═════ Material supplied ═════
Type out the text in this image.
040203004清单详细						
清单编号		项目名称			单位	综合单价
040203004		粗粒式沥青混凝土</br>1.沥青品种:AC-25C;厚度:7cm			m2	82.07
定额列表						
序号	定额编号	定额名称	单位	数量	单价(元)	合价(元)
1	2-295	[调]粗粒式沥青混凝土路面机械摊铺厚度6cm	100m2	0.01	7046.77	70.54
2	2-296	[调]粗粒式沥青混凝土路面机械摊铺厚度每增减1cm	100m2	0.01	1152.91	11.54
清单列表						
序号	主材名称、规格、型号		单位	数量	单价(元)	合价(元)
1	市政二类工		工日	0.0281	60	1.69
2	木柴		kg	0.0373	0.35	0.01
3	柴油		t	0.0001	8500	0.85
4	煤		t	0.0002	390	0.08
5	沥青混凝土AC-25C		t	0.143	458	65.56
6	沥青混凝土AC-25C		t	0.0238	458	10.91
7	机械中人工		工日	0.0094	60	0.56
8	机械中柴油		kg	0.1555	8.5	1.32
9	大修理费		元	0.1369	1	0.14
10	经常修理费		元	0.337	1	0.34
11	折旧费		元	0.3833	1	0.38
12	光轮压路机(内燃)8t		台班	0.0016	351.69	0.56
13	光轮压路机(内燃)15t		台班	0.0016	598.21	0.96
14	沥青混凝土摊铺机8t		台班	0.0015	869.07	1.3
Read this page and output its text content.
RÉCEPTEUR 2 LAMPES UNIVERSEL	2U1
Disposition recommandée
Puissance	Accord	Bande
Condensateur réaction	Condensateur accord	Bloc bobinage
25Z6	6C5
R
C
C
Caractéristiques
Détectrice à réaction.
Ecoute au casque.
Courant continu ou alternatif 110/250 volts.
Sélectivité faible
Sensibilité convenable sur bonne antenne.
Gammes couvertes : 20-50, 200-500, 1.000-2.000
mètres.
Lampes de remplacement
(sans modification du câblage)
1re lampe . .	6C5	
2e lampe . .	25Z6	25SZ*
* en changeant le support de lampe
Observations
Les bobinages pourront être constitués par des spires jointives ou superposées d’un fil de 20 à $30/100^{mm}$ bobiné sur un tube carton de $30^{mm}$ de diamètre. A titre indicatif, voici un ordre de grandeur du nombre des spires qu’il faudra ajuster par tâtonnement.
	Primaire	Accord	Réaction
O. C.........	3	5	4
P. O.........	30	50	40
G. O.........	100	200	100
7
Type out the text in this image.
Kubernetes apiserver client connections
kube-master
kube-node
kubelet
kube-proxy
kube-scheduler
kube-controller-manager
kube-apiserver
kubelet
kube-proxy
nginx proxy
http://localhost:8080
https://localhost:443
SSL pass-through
═════
Requirement:
Nothing outside the span should appear: transcribe the lines from the one containing "Read this page and output its text content." through the last line of the records.

Solution:
Read this page and output its text content.
RÉCEPTEUR 2 LAMPES UNIVERSEL	2U1
Disposition recommandée
Puissance	Accord	Bande
Condensateur réaction	Condensateur accord	Bloc bobinage
25Z6	6C5
R
C
C
Caractéristiques
Détectrice à réaction.
Ecoute au casque.
Courant continu ou alternatif 110/250 volts.
Sélectivité faible
Sensibilité convenable sur bonne antenne.
Gammes couvertes : 20-50, 200-500, 1.000-2.000
mètres.
Lampes de remplacement
(sans modification du câblage)
1re lampe . .	6C5	
2e lampe . .	25Z6	25SZ*
* en changeant le support de lampe
Observations
Les bobinages pourront être constitués par des spires jointives ou superposées d’un fil de 20 à $30/100^{mm}$ bobiné sur un tube carton de $30^{mm}$ de diamètre. A titre indicatif, voici un ordre de grandeur du nombre des spires qu’il faudra ajuster par tâtonnement.
	Primaire	Accord	Réaction
O. C.........	3	5	4
P. O.........	30	50	40
G. O.........	100	200	100
7
Type out the text in this image.
Kubernetes apiserver client connections
kube-master
kube-node
kubelet
kube-proxy
kube-scheduler
kube-controller-manager
kube-apiserver
kubelet
kube-proxy
nginx proxy
http://localhost:8080
https://localhost:443
SSL pass-through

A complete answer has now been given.